Task objective – How many lines of the records below contain the word "هفته"? Answer with the number alone.

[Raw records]
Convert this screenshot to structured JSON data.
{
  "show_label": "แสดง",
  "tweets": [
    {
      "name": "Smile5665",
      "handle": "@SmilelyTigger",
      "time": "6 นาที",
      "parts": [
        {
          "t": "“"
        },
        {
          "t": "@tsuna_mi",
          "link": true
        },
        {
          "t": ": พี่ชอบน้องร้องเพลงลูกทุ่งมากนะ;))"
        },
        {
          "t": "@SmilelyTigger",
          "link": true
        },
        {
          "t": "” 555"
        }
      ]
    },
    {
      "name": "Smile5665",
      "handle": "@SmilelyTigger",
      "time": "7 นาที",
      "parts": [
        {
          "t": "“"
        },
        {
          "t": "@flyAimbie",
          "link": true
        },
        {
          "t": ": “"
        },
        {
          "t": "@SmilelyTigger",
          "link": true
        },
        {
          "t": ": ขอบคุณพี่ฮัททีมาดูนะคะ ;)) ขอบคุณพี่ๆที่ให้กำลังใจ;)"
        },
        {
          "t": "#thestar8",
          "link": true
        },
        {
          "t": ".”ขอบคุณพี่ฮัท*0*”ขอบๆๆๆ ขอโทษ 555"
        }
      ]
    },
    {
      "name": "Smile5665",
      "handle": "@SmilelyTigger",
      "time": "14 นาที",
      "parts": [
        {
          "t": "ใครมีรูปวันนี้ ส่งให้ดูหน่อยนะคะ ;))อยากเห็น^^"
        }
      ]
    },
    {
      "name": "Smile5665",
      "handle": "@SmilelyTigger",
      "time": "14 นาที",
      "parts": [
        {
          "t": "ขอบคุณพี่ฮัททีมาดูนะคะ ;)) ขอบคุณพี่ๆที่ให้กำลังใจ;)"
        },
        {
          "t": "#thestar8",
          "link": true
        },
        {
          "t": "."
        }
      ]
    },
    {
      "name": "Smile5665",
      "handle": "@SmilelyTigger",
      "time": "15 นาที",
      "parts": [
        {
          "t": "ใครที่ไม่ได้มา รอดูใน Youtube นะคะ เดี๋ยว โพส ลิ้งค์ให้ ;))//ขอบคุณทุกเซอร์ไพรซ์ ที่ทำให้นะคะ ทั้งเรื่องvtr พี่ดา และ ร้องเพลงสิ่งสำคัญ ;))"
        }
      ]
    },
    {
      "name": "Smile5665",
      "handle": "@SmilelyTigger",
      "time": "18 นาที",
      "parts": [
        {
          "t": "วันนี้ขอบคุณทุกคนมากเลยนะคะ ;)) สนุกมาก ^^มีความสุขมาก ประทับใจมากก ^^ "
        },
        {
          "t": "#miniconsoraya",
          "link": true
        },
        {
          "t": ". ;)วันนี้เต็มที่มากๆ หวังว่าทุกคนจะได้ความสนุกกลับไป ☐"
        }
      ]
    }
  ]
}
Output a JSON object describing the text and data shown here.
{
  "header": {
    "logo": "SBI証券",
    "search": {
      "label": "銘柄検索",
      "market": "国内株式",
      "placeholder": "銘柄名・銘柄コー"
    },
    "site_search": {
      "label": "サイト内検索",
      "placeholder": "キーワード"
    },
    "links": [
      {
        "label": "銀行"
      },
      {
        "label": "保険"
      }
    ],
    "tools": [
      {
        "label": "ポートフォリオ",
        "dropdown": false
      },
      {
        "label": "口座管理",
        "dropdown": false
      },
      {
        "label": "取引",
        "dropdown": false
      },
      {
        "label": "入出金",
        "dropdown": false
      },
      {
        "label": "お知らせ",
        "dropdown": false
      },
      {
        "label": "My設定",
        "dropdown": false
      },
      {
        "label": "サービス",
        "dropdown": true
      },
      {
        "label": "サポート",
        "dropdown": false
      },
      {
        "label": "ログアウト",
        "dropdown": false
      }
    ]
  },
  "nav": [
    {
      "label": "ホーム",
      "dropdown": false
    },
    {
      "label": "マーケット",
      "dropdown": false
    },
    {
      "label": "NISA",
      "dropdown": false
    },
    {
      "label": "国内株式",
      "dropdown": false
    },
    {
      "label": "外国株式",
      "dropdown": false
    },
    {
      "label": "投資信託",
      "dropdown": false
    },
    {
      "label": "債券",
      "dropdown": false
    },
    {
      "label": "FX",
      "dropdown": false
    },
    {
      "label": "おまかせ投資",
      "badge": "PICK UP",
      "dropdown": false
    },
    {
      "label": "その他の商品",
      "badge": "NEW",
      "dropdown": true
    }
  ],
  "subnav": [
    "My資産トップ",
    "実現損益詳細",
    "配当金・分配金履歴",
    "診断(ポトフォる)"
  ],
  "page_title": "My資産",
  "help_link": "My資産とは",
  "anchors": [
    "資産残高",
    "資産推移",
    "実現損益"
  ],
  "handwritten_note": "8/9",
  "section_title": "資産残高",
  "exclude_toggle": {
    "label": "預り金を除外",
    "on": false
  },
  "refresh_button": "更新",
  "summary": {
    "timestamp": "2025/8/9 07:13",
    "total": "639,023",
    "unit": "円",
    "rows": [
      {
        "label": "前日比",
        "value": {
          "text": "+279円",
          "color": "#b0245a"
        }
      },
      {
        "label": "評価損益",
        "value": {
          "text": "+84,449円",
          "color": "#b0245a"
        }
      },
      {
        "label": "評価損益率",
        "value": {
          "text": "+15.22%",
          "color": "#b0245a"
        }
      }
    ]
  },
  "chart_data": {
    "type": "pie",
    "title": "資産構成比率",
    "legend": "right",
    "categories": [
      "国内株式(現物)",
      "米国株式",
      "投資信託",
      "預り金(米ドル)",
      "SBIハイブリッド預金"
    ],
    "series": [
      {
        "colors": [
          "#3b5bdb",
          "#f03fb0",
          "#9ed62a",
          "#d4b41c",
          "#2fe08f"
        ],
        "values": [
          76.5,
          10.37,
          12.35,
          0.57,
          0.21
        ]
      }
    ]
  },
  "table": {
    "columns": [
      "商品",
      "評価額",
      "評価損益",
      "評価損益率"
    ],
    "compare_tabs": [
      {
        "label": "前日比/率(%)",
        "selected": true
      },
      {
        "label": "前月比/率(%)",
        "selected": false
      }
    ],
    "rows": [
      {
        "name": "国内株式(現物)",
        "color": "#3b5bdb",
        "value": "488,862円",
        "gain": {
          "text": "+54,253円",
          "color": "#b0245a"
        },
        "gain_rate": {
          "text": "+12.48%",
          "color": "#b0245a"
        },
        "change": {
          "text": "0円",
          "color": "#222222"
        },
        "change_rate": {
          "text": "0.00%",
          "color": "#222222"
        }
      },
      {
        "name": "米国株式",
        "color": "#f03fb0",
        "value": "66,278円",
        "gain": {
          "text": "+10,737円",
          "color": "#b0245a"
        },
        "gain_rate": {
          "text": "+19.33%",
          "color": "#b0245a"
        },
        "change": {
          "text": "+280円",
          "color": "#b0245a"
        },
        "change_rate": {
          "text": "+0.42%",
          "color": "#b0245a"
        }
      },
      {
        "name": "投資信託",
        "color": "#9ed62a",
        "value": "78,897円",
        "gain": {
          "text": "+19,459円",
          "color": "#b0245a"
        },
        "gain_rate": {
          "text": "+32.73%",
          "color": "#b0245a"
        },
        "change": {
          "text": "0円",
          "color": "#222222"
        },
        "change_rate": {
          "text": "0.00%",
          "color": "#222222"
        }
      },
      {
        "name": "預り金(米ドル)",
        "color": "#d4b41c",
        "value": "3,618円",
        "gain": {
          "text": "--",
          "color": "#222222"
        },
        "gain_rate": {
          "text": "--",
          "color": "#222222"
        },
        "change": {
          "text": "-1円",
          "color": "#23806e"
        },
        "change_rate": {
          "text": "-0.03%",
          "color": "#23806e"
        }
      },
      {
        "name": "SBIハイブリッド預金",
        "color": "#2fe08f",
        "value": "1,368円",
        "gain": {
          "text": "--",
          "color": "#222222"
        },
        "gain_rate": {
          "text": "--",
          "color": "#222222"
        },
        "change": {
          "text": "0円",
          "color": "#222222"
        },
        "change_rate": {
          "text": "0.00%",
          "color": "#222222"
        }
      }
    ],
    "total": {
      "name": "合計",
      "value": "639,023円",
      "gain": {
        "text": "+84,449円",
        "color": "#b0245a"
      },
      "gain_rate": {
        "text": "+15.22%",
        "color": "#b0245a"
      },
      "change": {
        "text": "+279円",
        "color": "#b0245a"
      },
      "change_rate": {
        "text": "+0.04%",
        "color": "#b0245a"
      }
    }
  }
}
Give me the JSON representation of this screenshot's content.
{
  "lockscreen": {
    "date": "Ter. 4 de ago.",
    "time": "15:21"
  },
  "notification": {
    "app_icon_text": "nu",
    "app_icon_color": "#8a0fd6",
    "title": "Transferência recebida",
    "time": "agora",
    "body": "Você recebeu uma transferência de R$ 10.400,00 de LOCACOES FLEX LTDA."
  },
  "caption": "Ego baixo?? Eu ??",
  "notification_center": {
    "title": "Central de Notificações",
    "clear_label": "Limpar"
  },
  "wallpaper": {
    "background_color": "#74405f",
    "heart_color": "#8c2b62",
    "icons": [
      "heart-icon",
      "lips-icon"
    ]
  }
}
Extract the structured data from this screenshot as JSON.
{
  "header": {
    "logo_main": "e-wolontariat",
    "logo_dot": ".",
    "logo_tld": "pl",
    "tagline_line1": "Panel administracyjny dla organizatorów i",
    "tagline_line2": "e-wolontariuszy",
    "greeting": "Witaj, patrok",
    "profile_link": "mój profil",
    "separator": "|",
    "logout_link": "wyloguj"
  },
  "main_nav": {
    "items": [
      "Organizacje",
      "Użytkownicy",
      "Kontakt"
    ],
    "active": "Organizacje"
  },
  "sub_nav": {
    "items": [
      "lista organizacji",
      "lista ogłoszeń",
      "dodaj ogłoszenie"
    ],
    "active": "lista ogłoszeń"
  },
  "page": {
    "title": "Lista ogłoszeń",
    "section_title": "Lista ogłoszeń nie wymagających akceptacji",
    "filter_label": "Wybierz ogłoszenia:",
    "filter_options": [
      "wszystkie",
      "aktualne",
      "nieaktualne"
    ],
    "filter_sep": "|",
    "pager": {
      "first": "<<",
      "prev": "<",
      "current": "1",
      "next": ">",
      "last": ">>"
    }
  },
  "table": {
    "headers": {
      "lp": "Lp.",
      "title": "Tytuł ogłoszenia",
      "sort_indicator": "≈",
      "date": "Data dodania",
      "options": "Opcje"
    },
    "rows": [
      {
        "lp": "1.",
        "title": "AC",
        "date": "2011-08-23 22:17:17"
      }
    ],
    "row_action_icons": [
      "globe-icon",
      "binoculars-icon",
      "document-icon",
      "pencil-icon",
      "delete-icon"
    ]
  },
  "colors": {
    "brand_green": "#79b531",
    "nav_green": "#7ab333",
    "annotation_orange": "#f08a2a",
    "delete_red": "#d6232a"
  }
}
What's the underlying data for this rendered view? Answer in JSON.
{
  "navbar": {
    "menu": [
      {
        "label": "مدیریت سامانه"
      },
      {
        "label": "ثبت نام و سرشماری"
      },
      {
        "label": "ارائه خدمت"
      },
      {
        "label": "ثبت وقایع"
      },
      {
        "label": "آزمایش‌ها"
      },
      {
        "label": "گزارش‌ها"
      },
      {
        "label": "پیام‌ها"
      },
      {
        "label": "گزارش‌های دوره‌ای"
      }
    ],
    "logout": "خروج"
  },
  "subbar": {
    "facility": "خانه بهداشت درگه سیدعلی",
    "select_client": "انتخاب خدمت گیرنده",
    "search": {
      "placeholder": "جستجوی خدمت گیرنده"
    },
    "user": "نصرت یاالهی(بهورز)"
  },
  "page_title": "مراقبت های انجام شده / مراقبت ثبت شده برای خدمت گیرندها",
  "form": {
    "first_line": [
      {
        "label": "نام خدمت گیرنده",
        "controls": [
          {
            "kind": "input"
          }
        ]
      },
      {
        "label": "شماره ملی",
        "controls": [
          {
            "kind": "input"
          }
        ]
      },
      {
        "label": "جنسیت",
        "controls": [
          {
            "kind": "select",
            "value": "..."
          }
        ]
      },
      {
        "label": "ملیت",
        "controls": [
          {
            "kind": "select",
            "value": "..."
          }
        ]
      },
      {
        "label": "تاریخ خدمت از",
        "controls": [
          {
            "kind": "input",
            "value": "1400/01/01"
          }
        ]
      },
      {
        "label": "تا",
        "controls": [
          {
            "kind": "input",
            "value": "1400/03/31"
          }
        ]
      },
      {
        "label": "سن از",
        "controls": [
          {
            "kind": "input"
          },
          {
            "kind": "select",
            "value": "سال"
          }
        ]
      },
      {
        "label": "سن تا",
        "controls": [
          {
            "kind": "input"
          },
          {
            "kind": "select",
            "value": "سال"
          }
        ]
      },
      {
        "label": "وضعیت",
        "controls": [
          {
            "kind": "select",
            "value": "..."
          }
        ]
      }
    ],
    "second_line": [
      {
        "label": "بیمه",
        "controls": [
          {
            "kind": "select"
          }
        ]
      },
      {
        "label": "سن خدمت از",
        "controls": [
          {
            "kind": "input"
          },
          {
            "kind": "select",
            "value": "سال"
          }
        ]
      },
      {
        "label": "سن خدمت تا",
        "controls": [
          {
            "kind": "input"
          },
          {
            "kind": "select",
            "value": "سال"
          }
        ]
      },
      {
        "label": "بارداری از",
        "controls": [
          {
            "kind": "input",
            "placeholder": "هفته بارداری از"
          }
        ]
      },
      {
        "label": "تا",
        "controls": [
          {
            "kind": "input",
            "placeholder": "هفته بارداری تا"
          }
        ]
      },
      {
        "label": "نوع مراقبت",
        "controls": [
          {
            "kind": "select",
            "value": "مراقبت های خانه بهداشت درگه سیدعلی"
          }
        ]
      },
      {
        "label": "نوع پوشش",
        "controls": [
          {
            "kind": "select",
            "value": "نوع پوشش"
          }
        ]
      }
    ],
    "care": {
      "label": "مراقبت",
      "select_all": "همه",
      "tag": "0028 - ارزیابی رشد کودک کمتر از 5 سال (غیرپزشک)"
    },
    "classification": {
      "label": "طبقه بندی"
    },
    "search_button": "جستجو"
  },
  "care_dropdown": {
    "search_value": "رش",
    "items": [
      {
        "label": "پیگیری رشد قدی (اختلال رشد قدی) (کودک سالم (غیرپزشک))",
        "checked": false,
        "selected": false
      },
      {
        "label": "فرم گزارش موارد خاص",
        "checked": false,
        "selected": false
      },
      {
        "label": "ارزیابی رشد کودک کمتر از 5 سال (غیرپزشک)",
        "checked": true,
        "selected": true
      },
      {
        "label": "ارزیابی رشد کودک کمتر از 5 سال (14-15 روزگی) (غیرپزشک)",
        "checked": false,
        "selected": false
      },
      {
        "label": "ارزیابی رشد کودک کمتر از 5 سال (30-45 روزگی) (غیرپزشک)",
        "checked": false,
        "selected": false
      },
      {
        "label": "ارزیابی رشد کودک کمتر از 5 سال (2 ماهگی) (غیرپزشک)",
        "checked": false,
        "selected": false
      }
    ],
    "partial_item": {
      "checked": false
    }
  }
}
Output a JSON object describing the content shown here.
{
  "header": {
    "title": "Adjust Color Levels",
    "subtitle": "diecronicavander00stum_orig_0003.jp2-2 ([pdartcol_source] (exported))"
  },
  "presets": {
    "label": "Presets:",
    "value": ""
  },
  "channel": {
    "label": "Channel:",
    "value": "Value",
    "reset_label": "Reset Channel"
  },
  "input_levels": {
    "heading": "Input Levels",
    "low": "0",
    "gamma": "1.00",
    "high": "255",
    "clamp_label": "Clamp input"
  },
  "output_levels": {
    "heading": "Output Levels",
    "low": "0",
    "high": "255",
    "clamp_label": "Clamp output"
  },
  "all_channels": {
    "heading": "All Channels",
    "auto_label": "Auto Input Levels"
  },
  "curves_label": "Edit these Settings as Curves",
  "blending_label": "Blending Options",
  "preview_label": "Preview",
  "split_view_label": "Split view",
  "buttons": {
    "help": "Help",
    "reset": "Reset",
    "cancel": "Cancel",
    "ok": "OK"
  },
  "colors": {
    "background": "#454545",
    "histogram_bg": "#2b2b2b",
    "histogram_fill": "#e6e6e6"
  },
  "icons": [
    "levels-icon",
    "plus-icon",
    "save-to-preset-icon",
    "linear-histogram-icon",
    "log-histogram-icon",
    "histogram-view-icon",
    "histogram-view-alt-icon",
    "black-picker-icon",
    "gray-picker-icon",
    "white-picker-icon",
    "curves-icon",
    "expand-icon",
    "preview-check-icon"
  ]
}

The completed task – 2